◆ **Problem to solve**: Repeat what the lines below say, word for word, and skip every image.

◆ **Provided information**:
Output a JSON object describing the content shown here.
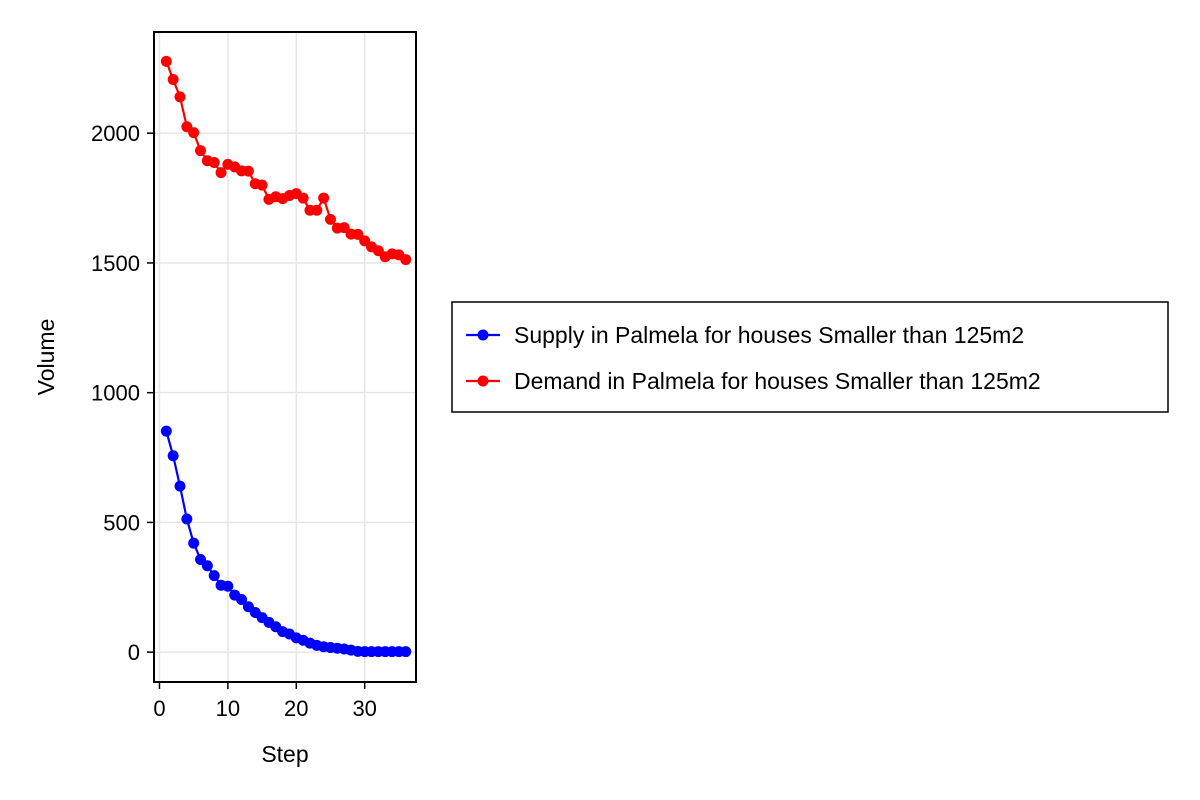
{
  "chart_data": {
    "type": "line",
    "xlabel": "Step",
    "ylabel": "Volume",
    "xlim": [
      -0.8,
      37.5
    ],
    "ylim": [
      -115,
      2390
    ],
    "xticks": [
      0,
      10,
      20,
      30
    ],
    "yticks": [
      0,
      500,
      1000,
      1500,
      2000
    ],
    "grid": true,
    "legend_position": "right",
    "series": [
      {
        "name": "Supply in Palmela for houses Smaller than 125m2",
        "color": "#0000ff",
        "marker": "circle",
        "x": [
          1,
          2,
          3,
          4,
          5,
          6,
          7,
          8,
          9,
          10,
          11,
          12,
          13,
          14,
          15,
          16,
          17,
          18,
          19,
          20,
          21,
          22,
          23,
          24,
          25,
          26,
          27,
          28,
          29,
          30,
          31,
          32,
          33,
          34,
          35,
          36
        ],
        "y": [
          852,
          757,
          640,
          513,
          420,
          357,
          333,
          295,
          258,
          254,
          220,
          203,
          175,
          153,
          133,
          115,
          98,
          79,
          70,
          55,
          46,
          35,
          26,
          21,
          18,
          15,
          12,
          8,
          3,
          2,
          2,
          2,
          2,
          2,
          2,
          2
        ]
      },
      {
        "name": "Demand in Palmela for houses Smaller than 125m2",
        "color": "#ff0000",
        "marker": "circle",
        "x": [
          1,
          2,
          3,
          4,
          5,
          6,
          7,
          8,
          9,
          10,
          11,
          12,
          13,
          14,
          15,
          16,
          17,
          18,
          19,
          20,
          21,
          22,
          23,
          24,
          25,
          26,
          27,
          28,
          29,
          30,
          31,
          32,
          33,
          34,
          35,
          36
        ],
        "y": [
          2277,
          2207,
          2140,
          2025,
          2002,
          1933,
          1894,
          1887,
          1848,
          1880,
          1870,
          1855,
          1854,
          1805,
          1800,
          1745,
          1755,
          1748,
          1760,
          1767,
          1750,
          1703,
          1703,
          1750,
          1668,
          1634,
          1636,
          1611,
          1610,
          1585,
          1562,
          1547,
          1524,
          1535,
          1531,
          1513
        ]
      }
    ]
  }
}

◆ **The result**:
Output a JSON object describing the content shown here.
{
  "chart_data": {
    "type": "line",
    "xlabel": "Step",
    "ylabel": "Volume",
    "xlim": [
      -0.8,
      37.5
    ],
    "ylim": [
      -115,
      2390
    ],
    "xticks": [
      0,
      10,
      20,
      30
    ],
    "yticks": [
      0,
      500,
      1000,
      1500,
      2000
    ],
    "grid": true,
    "legend_position": "right",
    "series": [
      {
        "name": "Supply in Palmela for houses Smaller than 125m2",
        "color": "#0000ff",
        "marker": "circle",
        "x": [
          1,
          2,
          3,
          4,
          5,
          6,
          7,
          8,
          9,
          10,
          11,
          12,
          13,
          14,
          15,
          16,
          17,
          18,
          19,
          20,
          21,
          22,
          23,
          24,
          25,
          26,
          27,
          28,
          29,
          30,
          31,
          32,
          33,
          34,
          35,
          36
        ],
        "y": [
          852,
          757,
          640,
          513,
          420,
          357,
          333,
          295,
          258,
          254,
          220,
          203,
          175,
          153,
          133,
          115,
          98,
          79,
          70,
          55,
          46,
          35,
          26,
          21,
          18,
          15,
          12,
          8,
          3,
          2,
          2,
          2,
          2,
          2,
          2,
          2
        ]
      },
      {
        "name": "Demand in Palmela for houses Smaller than 125m2",
        "color": "#ff0000",
        "marker": "circle",
        "x": [
          1,
          2,
          3,
          4,
          5,
          6,
          7,
          8,
          9,
          10,
          11,
          12,
          13,
          14,
          15,
          16,
          17,
          18,
          19,
          20,
          21,
          22,
          23,
          24,
          25,
          26,
          27,
          28,
          29,
          30,
          31,
          32,
          33,
          34,
          35,
          36
        ],
        "y": [
          2277,
          2207,
          2140,
          2025,
          2002,
          1933,
          1894,
          1887,
          1848,
          1880,
          1870,
          1855,
          1854,
          1805,
          1800,
          1745,
          1755,
          1748,
          1760,
          1767,
          1750,
          1703,
          1703,
          1750,
          1668,
          1634,
          1636,
          1611,
          1610,
          1585,
          1562,
          1547,
          1524,
          1535,
          1531,
          1513
        ]
      }
    ]
  }
}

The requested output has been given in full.